**STATED TASK**
Copy the data that follows, character for character, minus the pictures.

**Stored items from a collection**
+++

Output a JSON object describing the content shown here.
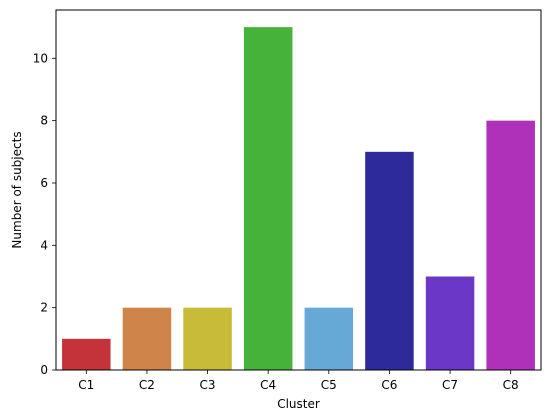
{
  "chart_data": {
    "type": "bar",
    "categories": [
      "C1",
      "C2",
      "C3",
      "C4",
      "C5",
      "C6",
      "C7",
      "C8"
    ],
    "values": [
      1,
      2,
      2,
      11,
      2,
      7,
      3,
      8
    ],
    "colors": [
      "#c33339",
      "#cf8549",
      "#c8bb37",
      "#47b23a",
      "#67a9d6",
      "#2d2b9c",
      "#6a37c6",
      "#b031b9"
    ],
    "title": "",
    "xlabel": "Cluster",
    "ylabel": "Number of subjects",
    "ylim": [
      0,
      11.55
    ],
    "yticks": [
      0,
      2,
      4,
      6,
      8,
      10
    ],
    "grid": false,
    "legend": "none"
  }
}
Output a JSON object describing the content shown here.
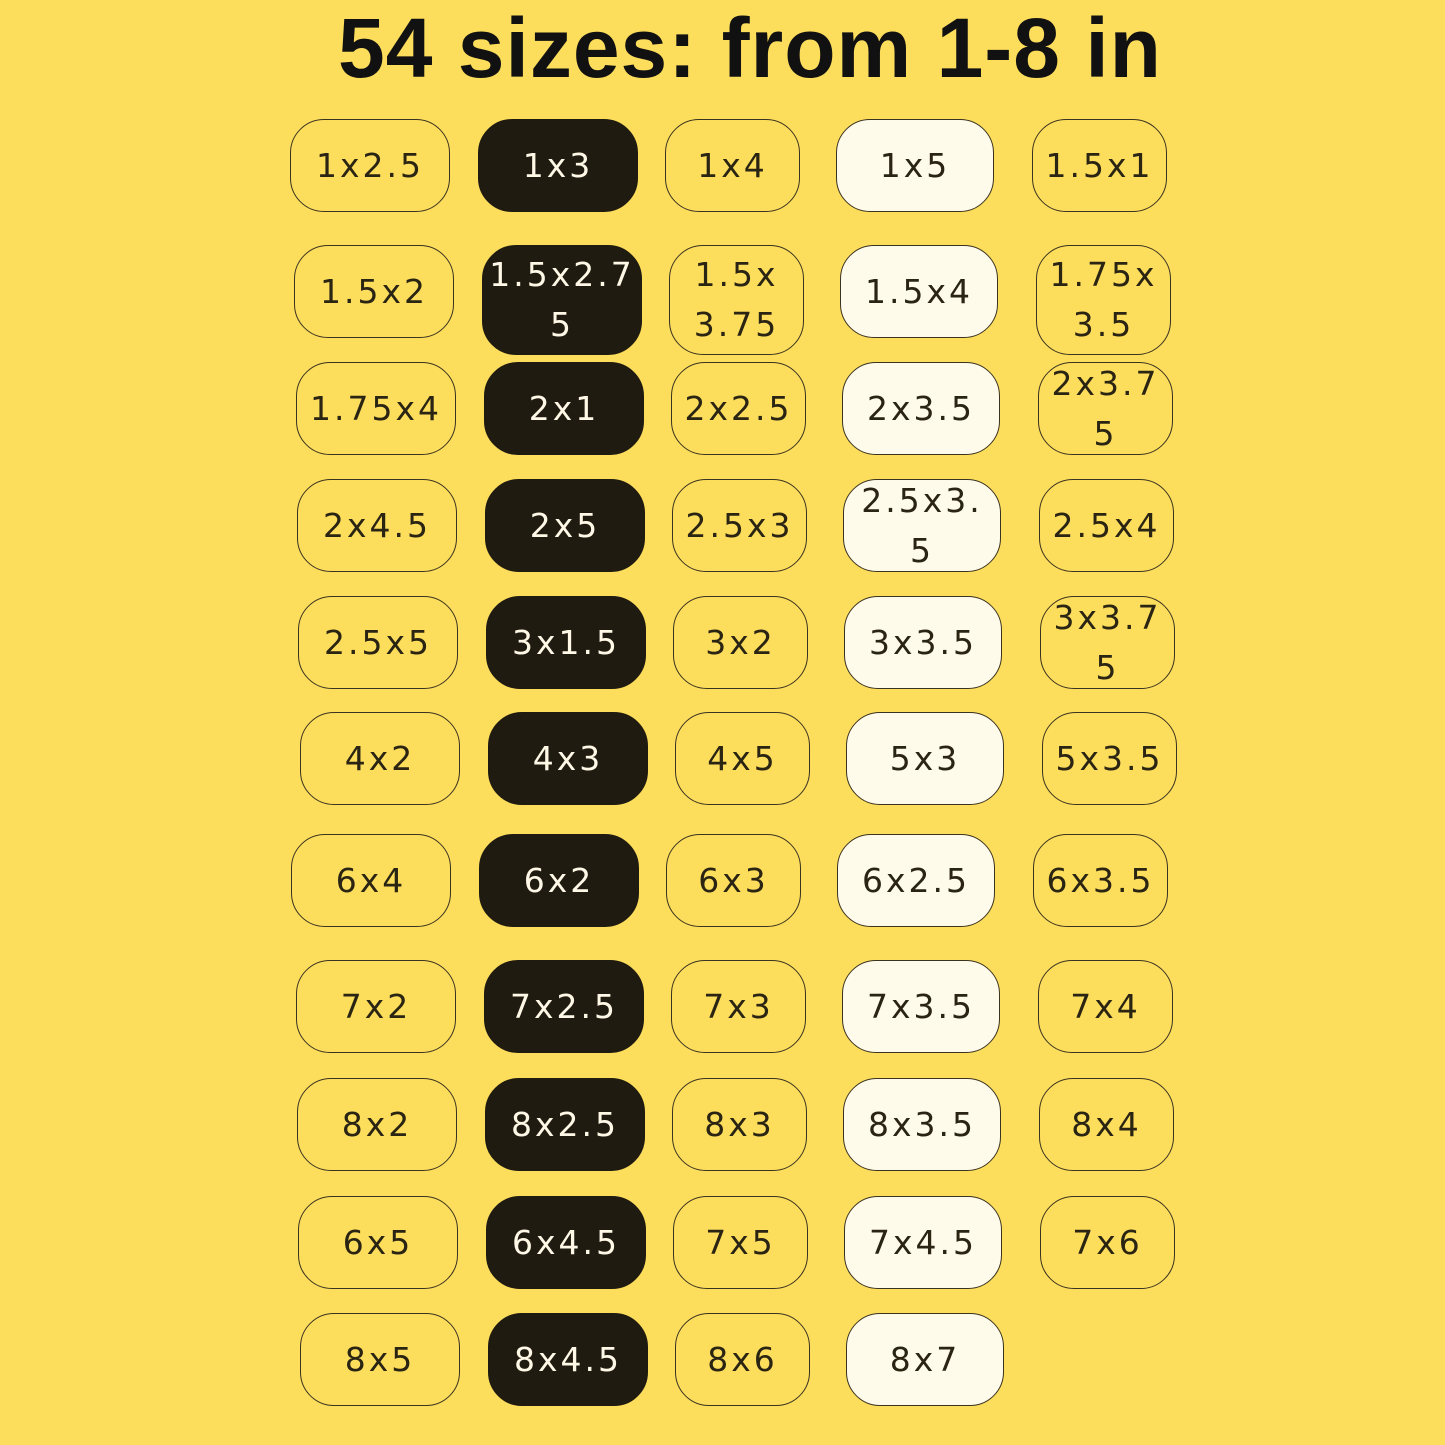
{
  "title": "54 sizes: from 1-8 in",
  "colors": {
    "background": "#FDDD5C",
    "dark": "#1F1B10",
    "cream": "#FFFBEA",
    "text": "#111111"
  },
  "column_variants": [
    "outline",
    "dark",
    "outline",
    "cream",
    "outline"
  ],
  "rows": [
    [
      "1x2.5",
      "1x3",
      "1x4",
      "1x5",
      "1.5x1"
    ],
    [
      "1.5x2",
      "1.5x2.75",
      "1.5x3.75",
      "1.5x4",
      "1.75x3.5"
    ],
    [
      "1.75x4",
      "2x1",
      "2x2.5",
      "2x3.5",
      "2x3.75"
    ],
    [
      "2x4.5",
      "2x5",
      "2.5x3",
      "2.5x3.5",
      "2.5x4"
    ],
    [
      "2.5x5",
      "3x1.5",
      "3x2",
      "3x3.5",
      "3x3.75"
    ],
    [
      "4x2",
      "4x3",
      "4x5",
      "5x3",
      "5x3.5"
    ],
    [
      "6x4",
      "6x2",
      "6x3",
      "6x2.5",
      "6x3.5"
    ],
    [
      "7x2",
      "7x2.5",
      "7x3",
      "7x3.5",
      "7x4"
    ],
    [
      "8x2",
      "8x2.5",
      "8x3",
      "8x3.5",
      "8x4"
    ],
    [
      "6x5",
      "6x4.5",
      "7x5",
      "7x4.5",
      "7x6"
    ],
    [
      "8x5",
      "8x4.5",
      "8x6",
      "8x7"
    ]
  ]
}
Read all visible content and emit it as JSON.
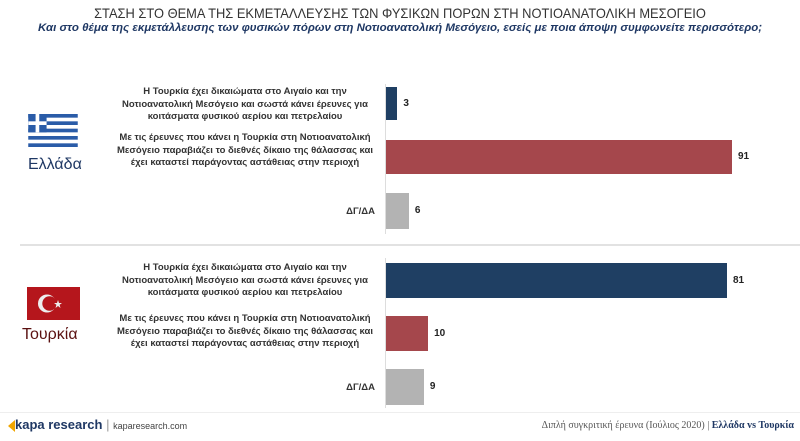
{
  "title": "ΣΤΑΣΗ ΣΤΟ ΘΕΜΑ ΤΗΣ ΕΚΜΕΤΑΛΛΕΥΣΗΣ ΤΩΝ ΦΥΣΙΚΩΝ ΠΟΡΩΝ ΣΤΗ ΝΟΤΙΟΑΝΑΤΟΛΙΚΗ ΜΕΣΟΓΕΙΟ",
  "subtitle": "Και στο θέμα της εκμετάλλευσης των φυσικών πόρων στη Νοτιοανατολική Μεσόγειο, εσείς με ποια άποψη συμφωνείτε περισσότερο;",
  "chart_data": [
    {
      "type": "bar",
      "orientation": "horizontal",
      "country": "Ελλάδα",
      "flag": "greece-flag",
      "categories": [
        "Η Τουρκία έχει δικαιώματα στο Αιγαίο και την Νοτιοανατολική Μεσόγειο και σωστά κάνει έρευνες για κοιτάσματα φυσικού αερίου και πετρελαίου",
        "Με τις έρευνες που κάνει η Τουρκία στη Νοτιοανατολική Μεσόγειο παραβιάζει το διεθνές δίκαιο της θάλασσας και έχει καταστεί παράγοντας αστάθειας στην περιοχή",
        "ΔΓ/ΔΑ"
      ],
      "values": [
        3,
        91,
        6
      ],
      "colors": [
        "#1f3f63",
        "#a5474c",
        "#b3b3b3"
      ]
    },
    {
      "type": "bar",
      "orientation": "horizontal",
      "country": "Τουρκία",
      "flag": "turkey-flag",
      "categories": [
        "Η Τουρκία έχει δικαιώματα στο Αιγαίο και την Νοτιοανατολική Μεσόγειο και σωστά κάνει έρευνες για κοιτάσματα φυσικού αερίου και πετρελαίου",
        "Με τις έρευνες που κάνει η Τουρκία στη Νοτιοανατολική Μεσόγειο παραβιάζει το διεθνές δίκαιο της θάλασσας και έχει καταστεί παράγοντας αστάθειας στην περιοχή",
        "ΔΓ/ΔΑ"
      ],
      "values": [
        81,
        10,
        9
      ],
      "colors": [
        "#1f3f63",
        "#a5474c",
        "#b3b3b3"
      ]
    }
  ],
  "footer": {
    "logo": "kapa research",
    "site": "kaparesearch.com",
    "note": "Διπλή συγκριτική έρευνα (Ιούλιος 2020) |",
    "note_bold": "Ελλάδα vs Τουρκία"
  }
}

+++

**THE SOLUTION**
Output a JSON object describing the content shown here.
{
  "chart_data": {
    "type": "bar",
    "categories": [
      "C1",
      "C2",
      "C3",
      "C4",
      "C5",
      "C6",
      "C7",
      "C8"
    ],
    "values": [
      1,
      2,
      2,
      11,
      2,
      7,
      3,
      8
    ],
    "colors": [
      "#c33339",
      "#cf8549",
      "#c8bb37",
      "#47b23a",
      "#67a9d6",
      "#2d2b9c",
      "#6a37c6",
      "#b031b9"
    ],
    "title": "",
    "xlabel": "Cluster",
    "ylabel": "Number of subjects",
    "ylim": [
      0,
      11.55
    ],
    "yticks": [
      0,
      2,
      4,
      6,
      8,
      10
    ],
    "grid": false,
    "legend": "none"
  }
}
Output a JSON object describing the content shown here.
{
  "title": "54 sizes: from 1-8 in",
  "colors": {
    "background": "#FDDD5C",
    "dark": "#1F1B10",
    "cream": "#FFFBEA",
    "text": "#111111"
  },
  "column_variants": [
    "outline",
    "dark",
    "outline",
    "cream",
    "outline"
  ],
  "rows": [
    [
      "1x2.5",
      "1x3",
      "1x4",
      "1x5",
      "1.5x1"
    ],
    [
      "1.5x2",
      "1.5x2.75",
      "1.5x3.75",
      "1.5x4",
      "1.75x3.5"
    ],
    [
      "1.75x4",
      "2x1",
      "2x2.5",
      "2x3.5",
      "2x3.75"
    ],
    [
      "2x4.5",
      "2x5",
      "2.5x3",
      "2.5x3.5",
      "2.5x4"
    ],
    [
      "2.5x5",
      "3x1.5",
      "3x2",
      "3x3.5",
      "3x3.75"
    ],
    [
      "4x2",
      "4x3",
      "4x5",
      "5x3",
      "5x3.5"
    ],
    [
      "6x4",
      "6x2",
      "6x3",
      "6x2.5",
      "6x3.5"
    ],
    [
      "7x2",
      "7x2.5",
      "7x3",
      "7x3.5",
      "7x4"
    ],
    [
      "8x2",
      "8x2.5",
      "8x3",
      "8x3.5",
      "8x4"
    ],
    [
      "6x5",
      "6x4.5",
      "7x5",
      "7x4.5",
      "7x6"
    ],
    [
      "8x5",
      "8x4.5",
      "8x6",
      "8x7"
    ]
  ]
}
Read all visible content and emit it as JSON.
{
  "title": "ΣΤΑΣΗ ΣΤΟ ΘΕΜΑ ΤΗΣ ΕΚΜΕΤΑΛΛΕΥΣΗΣ ΤΩΝ ΦΥΣΙΚΩΝ ΠΟΡΩΝ ΣΤΗ ΝΟΤΙΟΑΝΑΤΟΛΙΚΗ ΜΕΣΟΓΕΙΟ",
  "subtitle": "Και στο θέμα της εκμετάλλευσης των φυσικών πόρων στη Νοτιοανατολική Μεσόγειο, εσείς με ποια άποψη συμφωνείτε περισσότερο;",
  "chart_data": [
    {
      "type": "bar",
      "orientation": "horizontal",
      "country": "Ελλάδα",
      "flag": "greece-flag",
      "categories": [
        "Η Τουρκία έχει δικαιώματα στο Αιγαίο και την Νοτιοανατολική Μεσόγειο και σωστά κάνει έρευνες για κοιτάσματα φυσικού αερίου και πετρελαίου",
        "Με τις έρευνες που κάνει η Τουρκία στη Νοτιοανατολική Μεσόγειο παραβιάζει το διεθνές δίκαιο της θάλασσας και έχει καταστεί παράγοντας αστάθειας στην περιοχή",
        "ΔΓ/ΔΑ"
      ],
      "values": [
        3,
        91,
        6
      ],
      "colors": [
        "#1f3f63",
        "#a5474c",
        "#b3b3b3"
      ]
    },
    {
      "type": "bar",
      "orientation": "horizontal",
      "country": "Τουρκία",
      "flag": "turkey-flag",
      "categories": [
        "Η Τουρκία έχει δικαιώματα στο Αιγαίο και την Νοτιοανατολική Μεσόγειο και σωστά κάνει έρευνες για κοιτάσματα φυσικού αερίου και πετρελαίου",
        "Με τις έρευνες που κάνει η Τουρκία στη Νοτιοανατολική Μεσόγειο παραβιάζει το διεθνές δίκαιο της θάλασσας και έχει καταστεί παράγοντας αστάθειας στην περιοχή",
        "ΔΓ/ΔΑ"
      ],
      "values": [
        81,
        10,
        9
      ],
      "colors": [
        "#1f3f63",
        "#a5474c",
        "#b3b3b3"
      ]
    }
  ],
  "footer": {
    "logo": "kapa research",
    "site": "kaparesearch.com",
    "note": "Διπλή συγκριτική έρευνα (Ιούλιος 2020) |",
    "note_bold": "Ελλάδα vs Τουρκία"
  }
}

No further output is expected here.